- [Given exercise 1]
In the rows below, from the first row up to and including the row containing "904, 809, 970]", replace "Beta Mode" with "Preview Mode" and write out those rows again, with everything else left as it is.

- [Source excerpt]
•••••

Read Gun in Cheek Online

Authors: Bill Pronzini

Tags: #Mystery & Crime, #Humour

Gun in Cheek (13 page)

Most Phoenix mysteries, classic and nonclassic alike, were written by unknowns; a high percentage, in fact, are first novels. Consider this glittering partial array of heretofore unrecognized talent: M. G. MacKnutt, E. Spence de Puy, and Virginia van Urk—no doubt pseudonyms adopted by writers who had read other Phoenix books; Arville Nonweiler, K. Alison La Roche, H. Donald Spatz, Helen Joan Hultman, Kelliher Secrist, Oliver Keystone, H. W. Sandberg, M. W. Glidden, L. Morningstar, Gilbert Eldredge, Stewart Vanderveer, Saul Levinson, Addison Simmons, Amelia Reynolds Long, Paul H. Dobbins, Wallace Reed, Minna Bardon, and Robert Portner Koehler.

•••••

- [Given exercise 2]
Copy the passage on Phoenix mysteries from "Most Phoenix mysteries, classic" up to and including "Robert Portner Koehler.".

•••••

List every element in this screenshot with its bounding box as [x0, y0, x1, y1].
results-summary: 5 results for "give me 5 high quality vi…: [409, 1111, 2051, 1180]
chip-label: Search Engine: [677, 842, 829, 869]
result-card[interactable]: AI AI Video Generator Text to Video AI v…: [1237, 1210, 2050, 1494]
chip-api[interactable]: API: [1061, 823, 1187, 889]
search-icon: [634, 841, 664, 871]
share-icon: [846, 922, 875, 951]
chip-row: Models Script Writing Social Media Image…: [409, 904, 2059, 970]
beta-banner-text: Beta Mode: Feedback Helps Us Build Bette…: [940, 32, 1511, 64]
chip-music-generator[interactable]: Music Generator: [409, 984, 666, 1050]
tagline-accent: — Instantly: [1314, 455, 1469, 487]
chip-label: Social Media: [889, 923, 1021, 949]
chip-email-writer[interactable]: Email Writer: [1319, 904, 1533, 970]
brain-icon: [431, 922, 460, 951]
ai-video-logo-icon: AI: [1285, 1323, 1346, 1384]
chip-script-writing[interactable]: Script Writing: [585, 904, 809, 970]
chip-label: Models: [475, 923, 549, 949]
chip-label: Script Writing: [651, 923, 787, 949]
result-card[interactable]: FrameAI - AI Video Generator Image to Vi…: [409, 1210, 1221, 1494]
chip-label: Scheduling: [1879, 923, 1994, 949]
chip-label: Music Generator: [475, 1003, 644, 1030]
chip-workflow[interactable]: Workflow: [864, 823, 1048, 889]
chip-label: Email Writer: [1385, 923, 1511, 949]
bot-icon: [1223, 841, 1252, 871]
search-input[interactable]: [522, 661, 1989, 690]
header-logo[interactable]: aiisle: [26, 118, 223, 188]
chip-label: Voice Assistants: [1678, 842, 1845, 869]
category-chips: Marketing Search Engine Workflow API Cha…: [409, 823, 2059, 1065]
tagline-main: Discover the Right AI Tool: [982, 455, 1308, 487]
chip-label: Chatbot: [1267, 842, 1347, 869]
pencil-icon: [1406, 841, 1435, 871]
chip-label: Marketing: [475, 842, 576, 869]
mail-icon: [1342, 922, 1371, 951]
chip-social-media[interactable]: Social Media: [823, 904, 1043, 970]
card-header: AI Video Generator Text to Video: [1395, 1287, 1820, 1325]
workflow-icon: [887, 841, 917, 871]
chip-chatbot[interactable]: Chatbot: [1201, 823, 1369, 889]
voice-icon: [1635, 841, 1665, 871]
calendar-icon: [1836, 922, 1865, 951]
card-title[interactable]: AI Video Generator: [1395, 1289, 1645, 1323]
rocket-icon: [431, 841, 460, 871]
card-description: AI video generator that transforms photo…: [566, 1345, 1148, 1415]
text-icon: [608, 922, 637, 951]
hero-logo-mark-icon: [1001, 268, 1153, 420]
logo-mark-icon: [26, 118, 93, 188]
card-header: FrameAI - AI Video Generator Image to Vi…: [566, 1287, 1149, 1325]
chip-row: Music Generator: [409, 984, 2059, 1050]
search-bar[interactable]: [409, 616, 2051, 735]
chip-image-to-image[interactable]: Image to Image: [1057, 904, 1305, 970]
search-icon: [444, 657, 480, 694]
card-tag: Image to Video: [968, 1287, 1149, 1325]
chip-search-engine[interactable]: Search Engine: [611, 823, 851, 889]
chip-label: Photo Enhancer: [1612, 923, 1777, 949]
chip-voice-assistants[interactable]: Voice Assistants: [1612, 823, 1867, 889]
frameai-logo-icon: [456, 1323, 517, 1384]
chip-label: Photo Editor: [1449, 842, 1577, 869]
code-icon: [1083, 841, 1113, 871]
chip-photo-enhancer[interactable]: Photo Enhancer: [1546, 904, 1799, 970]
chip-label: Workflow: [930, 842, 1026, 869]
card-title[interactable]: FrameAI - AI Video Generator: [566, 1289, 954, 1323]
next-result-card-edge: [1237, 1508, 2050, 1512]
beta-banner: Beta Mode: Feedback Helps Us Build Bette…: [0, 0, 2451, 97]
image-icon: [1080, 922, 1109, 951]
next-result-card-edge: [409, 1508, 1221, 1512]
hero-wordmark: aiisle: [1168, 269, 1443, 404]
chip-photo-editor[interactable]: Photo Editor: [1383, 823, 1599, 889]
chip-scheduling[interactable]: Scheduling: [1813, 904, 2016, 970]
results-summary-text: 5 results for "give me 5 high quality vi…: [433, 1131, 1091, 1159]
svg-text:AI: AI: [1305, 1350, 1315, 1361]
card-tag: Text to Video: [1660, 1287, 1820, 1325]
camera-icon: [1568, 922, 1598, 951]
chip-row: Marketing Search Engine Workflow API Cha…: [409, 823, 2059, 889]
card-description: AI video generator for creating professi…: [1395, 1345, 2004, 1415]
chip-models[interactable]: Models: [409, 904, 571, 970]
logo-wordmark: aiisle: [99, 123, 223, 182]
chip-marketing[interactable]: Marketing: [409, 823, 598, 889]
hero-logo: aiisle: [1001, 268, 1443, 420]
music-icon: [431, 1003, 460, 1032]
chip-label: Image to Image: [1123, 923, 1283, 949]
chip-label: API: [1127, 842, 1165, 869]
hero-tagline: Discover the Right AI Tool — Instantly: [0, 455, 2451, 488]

•••••

- [Task response 1]
List every element in this screenshot with its bounding box as [x0, y0, x1, y1].
results-summary: 5 results for "give me 5 high quality vi…: [409, 1111, 2051, 1180]
chip-label: Search Engine: [677, 842, 829, 869]
result-card[interactable]: AI AI Video Generator Text to Video AI v…: [1237, 1210, 2050, 1494]
chip-api[interactable]: API: [1061, 823, 1187, 889]
search-icon: [634, 841, 664, 871]
share-icon: [846, 922, 875, 951]
chip-row: Models Script Writing Social Media Image…: [409, 904, 2059, 970]
beta-banner-text: Preview Mode: Feedback Helps Us Build Bette…: [940, 32, 1511, 64]
chip-music-generator[interactable]: Music Generator: [409, 984, 666, 1050]
tagline-accent: — Instantly: [1314, 455, 1469, 487]
chip-label: Social Media: [889, 923, 1021, 949]
chip-email-writer[interactable]: Email Writer: [1319, 904, 1533, 970]
brain-icon: [431, 922, 460, 951]
ai-video-logo-icon: AI: [1285, 1323, 1346, 1384]
chip-script-writing[interactable]: Script Writing: [585, 904, 809, 970]

- [Task response 2]
Most Phoenix mysteries, classic and nonclassic alike, were written by unknowns; a high percentage, in fact, are first novels. Consider this glittering partial array of heretofore unrecognized talent: M. G. MacKnutt, E. Spence de Puy, and Virginia van Urk—no doubt pseudonyms adopted by writers who had read other Phoenix books; Arville Nonweiler, K. Alison La Roche, H. Donald Spatz, Helen Joan Hultman, Kelliher Secrist, Oliver Keystone, H. W. Sandberg, M. W. Glidden, L. Morningstar, Gilbert Eldredge, Stewart Vanderveer, Saul Levinson, Addison Simmons, Amelia Reynolds Long, Paul H. Dobbins, Wallace Reed, Minna Bardon, and Robert Portner Koehler.